FRAGMENTO DEL TEXTO.
__________________________________________________

En Lucas no aparece la referencia pagana a la equivalencia del pan y el vino con el cuerpo y la sangre de Jesús y, punto fundamental, pidió que se le recordara—no que se le invocara a comparecer físicamente— haciendo el mismo acto, levantando seguidamente el cáliz —eso es la copa que usó durante la cena—, lleno de «fruto de la vid» (Lc 22,18), en señal de una nueva alianza «en mi sangre» —no «con mi sangre»—; el hecho no puede interpretarse más que como un brindis —similar al que todos hemos hecho durante alguna ocasión solemne— con el que selló el acuerdo y la promesa que hizo ante sus discípulos, situando su aval «en mi sangre, que es [será] derramada» no «con mi sangre que estáis bebiendo en el cáliz».         
Al afirmar que la equivalencia eucarística católica es pagana estamos obligados a abrir un brevísimo paréntesis aclaratorio para poner sobre el tapete varios datos históricos. El rito eucarístico, en sus diversas formas, es uno de los más viejos actos de culto de la antigüedad y podemos encontrar an-tecedentes claros del sacramento cristiano en diversos cultos egipcios, persas, hindúes y también griegos.                      
Entre los hierofantes helenos —reveladores de la ciencia sagrada y cabeza de los Iniciados en los Misterios—, la eucaristía tenía un significado parecido al que siglos después tendrá para los cristianos. Ceres (que representaba la fertilidad de la tierra, la regeneración de la vida que brota de la simiente) era simbolizada por el pan y Baco (el dios del vino y de la uva/vendimia, representante de la sabiduría y el conocimiento) lo era por el vino. De hecho Baco era un dios que estaba dentro de la categoría de los dioses solares que, en diferentes culturas, cargaban con la culpa de la humanidad y eran muertos por ello y resucitados posteriormente.
Los sacerdotes egipcios, en el culto a Isis, repartían entre los feligreses tortas de trigo sin levadura que tenían un significado parecido al de la hostia católica. El soma, la bebida sagrada que los brahmanes preparaban con el zumo fermentado de la rara planta Asclepias ácida, se correspondía con la ambrosía o néctar de los griegos y, en último término, con la eucaristía católica, puesto que, en virtud de ciertas fórmulas sagradas (manirás), el licor o soma se transustanciaba en el propio Brahmâ.
El viril o custodia (receptáculo de metal para guardar la hostia consagrada, que suele tener grabado una especie de sol radiante del que emanan rayos dorados en todas direcciones), que está en todas la iglesias cristianas, ya existía, con igual forma y función, en el culto mitraico originario de Persia. En sus ritos, el viril representaba al dios joven Mitra, como fuerza inmanente del Sol, concebido como regulador del tiempo, iluminador del mundo y agente de la vida. Tal como ya mostramos en otro capítulo, tan igual era el ritual pagano de Mitra y el supuestamente instituido por Jesús que Justino (100-165), en su I Apología, se vio forzado a defenderse, ante quienes acusaban a los cristianos de plagio, afirmando: «A imitación de lo cual [de la eucaristía], el diablo hizo lo propio con los Misterios de Mitra, pues vosotros sabéis o podéis saber que ellos toman también pan y una copa de agua en los sacrificios de aquellos que están iniciados y pronuncian ciertas palabras sobre ello.»

__________________________________________________

TAREA. Según el fragmento sobre la eucaristía, ¿a qué divinidad simbolizaba el pan entre los hierofantes griegos? Los ítems no tienen relación con el fragmento.

__________________________________________________

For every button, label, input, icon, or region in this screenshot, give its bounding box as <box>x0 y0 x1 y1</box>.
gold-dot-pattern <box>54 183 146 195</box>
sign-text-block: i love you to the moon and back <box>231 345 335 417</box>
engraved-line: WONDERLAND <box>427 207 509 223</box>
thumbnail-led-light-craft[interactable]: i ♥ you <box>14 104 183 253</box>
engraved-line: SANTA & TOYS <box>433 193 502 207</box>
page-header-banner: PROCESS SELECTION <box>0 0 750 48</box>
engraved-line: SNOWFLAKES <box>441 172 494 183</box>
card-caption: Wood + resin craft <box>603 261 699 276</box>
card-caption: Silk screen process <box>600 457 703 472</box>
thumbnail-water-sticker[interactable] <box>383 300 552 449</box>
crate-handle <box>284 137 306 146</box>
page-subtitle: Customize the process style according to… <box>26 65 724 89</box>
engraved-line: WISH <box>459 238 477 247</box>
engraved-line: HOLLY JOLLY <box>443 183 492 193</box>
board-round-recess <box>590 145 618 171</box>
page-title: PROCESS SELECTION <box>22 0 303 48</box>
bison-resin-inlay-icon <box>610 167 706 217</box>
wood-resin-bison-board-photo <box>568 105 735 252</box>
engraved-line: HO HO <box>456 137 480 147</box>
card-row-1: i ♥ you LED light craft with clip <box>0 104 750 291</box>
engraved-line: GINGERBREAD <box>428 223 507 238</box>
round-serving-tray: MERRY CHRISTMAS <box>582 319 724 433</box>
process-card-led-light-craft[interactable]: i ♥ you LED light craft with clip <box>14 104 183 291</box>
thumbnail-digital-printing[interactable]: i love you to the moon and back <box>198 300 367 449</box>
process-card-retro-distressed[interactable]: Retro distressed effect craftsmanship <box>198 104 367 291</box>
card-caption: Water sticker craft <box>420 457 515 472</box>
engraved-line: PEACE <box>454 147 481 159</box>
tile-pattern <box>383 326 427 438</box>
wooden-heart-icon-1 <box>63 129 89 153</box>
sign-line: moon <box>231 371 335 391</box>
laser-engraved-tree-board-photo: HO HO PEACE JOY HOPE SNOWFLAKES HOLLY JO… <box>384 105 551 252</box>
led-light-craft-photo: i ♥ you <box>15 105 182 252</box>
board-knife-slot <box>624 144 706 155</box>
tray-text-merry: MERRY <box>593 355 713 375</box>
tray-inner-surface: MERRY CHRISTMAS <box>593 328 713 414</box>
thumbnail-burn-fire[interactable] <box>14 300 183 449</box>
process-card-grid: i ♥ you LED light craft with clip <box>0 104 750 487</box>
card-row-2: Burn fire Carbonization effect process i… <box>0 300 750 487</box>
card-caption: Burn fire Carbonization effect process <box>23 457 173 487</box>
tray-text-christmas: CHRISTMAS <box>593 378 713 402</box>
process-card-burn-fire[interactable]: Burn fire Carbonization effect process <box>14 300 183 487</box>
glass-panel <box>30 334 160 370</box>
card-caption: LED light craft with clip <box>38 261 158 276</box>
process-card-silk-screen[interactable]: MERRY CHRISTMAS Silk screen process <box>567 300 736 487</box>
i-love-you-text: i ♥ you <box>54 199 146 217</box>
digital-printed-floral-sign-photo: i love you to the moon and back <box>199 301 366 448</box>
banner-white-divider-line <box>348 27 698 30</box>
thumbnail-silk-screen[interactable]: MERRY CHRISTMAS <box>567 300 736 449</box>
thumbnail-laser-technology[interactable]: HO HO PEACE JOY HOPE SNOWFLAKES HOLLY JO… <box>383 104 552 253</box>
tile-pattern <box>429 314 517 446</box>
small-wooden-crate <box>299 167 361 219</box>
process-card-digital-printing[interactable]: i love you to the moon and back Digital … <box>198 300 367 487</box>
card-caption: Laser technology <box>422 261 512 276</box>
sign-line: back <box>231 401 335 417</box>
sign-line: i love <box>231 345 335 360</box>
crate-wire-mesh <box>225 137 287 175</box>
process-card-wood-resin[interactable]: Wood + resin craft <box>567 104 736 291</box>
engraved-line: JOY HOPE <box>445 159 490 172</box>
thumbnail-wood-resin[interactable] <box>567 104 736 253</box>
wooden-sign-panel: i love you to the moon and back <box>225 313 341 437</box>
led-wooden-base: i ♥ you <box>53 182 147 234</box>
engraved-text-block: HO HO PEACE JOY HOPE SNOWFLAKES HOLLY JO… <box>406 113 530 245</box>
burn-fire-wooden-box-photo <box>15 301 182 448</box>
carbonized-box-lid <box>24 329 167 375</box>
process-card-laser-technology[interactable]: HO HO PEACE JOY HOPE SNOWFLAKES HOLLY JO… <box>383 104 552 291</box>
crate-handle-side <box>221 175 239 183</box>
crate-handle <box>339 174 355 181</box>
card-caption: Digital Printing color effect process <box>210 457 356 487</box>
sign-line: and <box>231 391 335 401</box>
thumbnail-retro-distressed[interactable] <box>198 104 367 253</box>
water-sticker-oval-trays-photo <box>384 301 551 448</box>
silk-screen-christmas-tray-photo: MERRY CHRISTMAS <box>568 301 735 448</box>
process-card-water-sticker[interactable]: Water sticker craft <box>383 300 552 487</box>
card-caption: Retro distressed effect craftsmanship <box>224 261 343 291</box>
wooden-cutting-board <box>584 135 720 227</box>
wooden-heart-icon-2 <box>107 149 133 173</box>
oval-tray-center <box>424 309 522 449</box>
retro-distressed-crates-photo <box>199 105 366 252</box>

__________________________________________________

RESPUESTA. A Ceres, que representaba la fertilidad de la tierra y la regeneración de la vida que brota de la simiente.